[Stored items from a collection]
◇ ◇ ◇

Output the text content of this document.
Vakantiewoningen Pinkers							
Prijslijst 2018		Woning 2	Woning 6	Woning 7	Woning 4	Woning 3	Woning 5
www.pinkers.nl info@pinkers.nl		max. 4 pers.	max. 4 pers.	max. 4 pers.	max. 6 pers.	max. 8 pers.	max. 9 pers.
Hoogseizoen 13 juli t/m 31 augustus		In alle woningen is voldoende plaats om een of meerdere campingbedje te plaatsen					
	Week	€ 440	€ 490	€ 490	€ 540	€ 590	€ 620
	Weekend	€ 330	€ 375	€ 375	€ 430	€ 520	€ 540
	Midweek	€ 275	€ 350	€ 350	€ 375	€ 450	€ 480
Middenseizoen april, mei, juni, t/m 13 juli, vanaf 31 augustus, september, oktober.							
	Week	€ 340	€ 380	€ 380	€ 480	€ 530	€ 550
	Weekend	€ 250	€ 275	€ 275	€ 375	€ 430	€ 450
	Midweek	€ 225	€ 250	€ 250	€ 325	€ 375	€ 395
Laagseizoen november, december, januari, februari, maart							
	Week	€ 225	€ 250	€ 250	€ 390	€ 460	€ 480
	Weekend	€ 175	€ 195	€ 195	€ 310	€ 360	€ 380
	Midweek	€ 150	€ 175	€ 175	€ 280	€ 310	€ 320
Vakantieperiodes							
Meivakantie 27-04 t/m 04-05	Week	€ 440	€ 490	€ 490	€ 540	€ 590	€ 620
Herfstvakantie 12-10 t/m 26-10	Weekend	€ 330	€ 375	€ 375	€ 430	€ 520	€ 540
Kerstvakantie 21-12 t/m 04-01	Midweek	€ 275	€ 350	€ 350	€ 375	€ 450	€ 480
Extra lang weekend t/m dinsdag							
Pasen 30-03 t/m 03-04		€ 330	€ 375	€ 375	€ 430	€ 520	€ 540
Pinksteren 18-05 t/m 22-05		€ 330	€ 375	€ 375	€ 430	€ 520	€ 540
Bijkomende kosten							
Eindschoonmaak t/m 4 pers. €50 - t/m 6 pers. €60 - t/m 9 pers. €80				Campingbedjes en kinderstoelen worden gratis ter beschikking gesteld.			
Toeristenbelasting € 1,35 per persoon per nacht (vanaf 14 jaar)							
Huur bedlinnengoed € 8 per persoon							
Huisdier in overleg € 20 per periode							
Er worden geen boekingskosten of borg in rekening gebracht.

◇ ◇ ◇

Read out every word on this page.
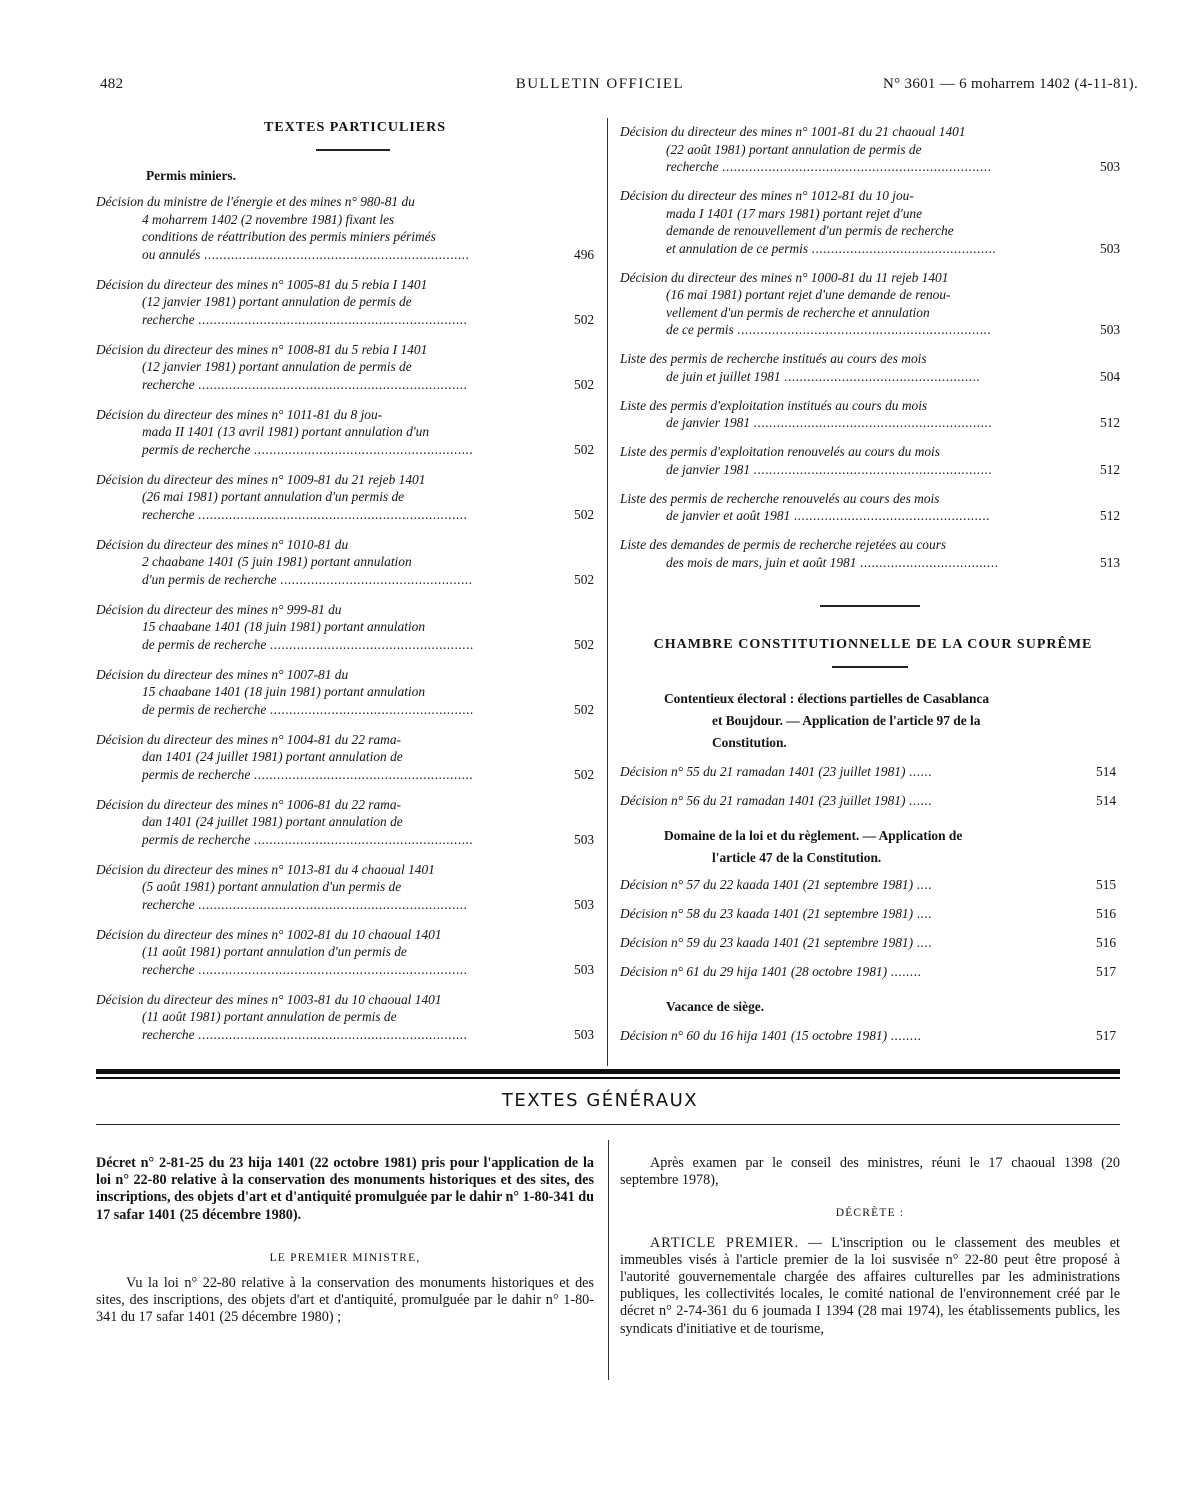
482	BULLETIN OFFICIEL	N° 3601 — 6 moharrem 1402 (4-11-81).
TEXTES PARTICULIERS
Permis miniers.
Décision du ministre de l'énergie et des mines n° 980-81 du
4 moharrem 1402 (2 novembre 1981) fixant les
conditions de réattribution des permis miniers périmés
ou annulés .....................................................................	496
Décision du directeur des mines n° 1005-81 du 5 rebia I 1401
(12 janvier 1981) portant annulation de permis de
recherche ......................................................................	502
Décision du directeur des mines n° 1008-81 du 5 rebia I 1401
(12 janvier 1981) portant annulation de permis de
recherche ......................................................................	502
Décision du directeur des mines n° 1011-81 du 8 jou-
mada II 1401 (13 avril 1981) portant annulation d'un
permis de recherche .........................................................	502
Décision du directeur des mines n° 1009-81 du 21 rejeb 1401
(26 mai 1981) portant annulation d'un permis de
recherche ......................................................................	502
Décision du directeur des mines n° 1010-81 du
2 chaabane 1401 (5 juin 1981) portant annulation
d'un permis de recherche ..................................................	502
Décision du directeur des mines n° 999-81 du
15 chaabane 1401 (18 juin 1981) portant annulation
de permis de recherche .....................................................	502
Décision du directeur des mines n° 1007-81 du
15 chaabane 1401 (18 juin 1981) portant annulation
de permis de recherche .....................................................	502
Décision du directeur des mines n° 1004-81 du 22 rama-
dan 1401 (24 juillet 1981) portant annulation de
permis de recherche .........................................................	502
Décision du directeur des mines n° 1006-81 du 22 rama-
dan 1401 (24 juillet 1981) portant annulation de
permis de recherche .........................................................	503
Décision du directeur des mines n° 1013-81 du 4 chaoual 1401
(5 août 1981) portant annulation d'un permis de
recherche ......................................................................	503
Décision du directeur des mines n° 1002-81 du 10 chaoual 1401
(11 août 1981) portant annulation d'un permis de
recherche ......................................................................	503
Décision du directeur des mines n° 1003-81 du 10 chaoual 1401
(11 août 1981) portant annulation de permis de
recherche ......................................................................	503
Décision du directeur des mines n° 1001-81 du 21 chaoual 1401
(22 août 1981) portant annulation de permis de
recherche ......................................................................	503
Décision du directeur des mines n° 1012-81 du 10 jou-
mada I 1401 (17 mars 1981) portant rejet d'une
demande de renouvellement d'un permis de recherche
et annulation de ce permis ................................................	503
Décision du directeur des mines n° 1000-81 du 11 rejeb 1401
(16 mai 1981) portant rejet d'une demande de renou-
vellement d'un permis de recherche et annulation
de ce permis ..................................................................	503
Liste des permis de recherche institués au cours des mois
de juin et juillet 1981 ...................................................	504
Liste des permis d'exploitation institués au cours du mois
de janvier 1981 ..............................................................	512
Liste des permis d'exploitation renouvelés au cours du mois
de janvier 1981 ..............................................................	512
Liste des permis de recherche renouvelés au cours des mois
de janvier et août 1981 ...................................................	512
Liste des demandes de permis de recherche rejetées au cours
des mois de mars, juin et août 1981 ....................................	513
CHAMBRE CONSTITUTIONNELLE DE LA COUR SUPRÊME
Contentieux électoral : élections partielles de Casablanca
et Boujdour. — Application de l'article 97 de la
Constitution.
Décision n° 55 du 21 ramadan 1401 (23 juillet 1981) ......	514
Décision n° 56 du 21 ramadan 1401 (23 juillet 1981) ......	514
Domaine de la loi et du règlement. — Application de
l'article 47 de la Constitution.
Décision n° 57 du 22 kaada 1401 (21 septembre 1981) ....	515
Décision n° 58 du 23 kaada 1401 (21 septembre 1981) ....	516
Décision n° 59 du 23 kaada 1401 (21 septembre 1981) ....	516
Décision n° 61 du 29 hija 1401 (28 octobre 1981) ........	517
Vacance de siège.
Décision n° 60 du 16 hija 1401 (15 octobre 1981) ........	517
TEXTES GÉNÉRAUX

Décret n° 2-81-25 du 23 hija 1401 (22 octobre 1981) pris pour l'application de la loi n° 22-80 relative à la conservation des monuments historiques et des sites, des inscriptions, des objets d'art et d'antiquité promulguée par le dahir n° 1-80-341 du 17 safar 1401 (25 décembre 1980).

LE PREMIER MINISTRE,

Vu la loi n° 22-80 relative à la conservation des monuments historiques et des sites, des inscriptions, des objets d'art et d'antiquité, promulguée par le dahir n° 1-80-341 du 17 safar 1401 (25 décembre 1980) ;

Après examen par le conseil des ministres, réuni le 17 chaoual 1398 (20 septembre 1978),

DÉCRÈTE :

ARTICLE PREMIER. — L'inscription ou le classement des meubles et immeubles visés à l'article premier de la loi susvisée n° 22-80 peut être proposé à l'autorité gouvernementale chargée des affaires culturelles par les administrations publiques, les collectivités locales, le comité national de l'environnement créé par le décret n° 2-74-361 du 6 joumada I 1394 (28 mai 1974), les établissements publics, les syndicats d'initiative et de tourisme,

◇ ◇ ◇

What you are asked to do: Isolate the lines above that contain the word "cours" and copy them.

Result of this exercise:
Liste des permis de recherche institués au cours des mois
Liste des permis d'exploitation institués au cours du mois
Liste des permis d'exploitation renouvelés au cours du mois
Liste des permis de recherche renouvelés au cours des mois
Liste des demandes de permis de recherche rejetées au cours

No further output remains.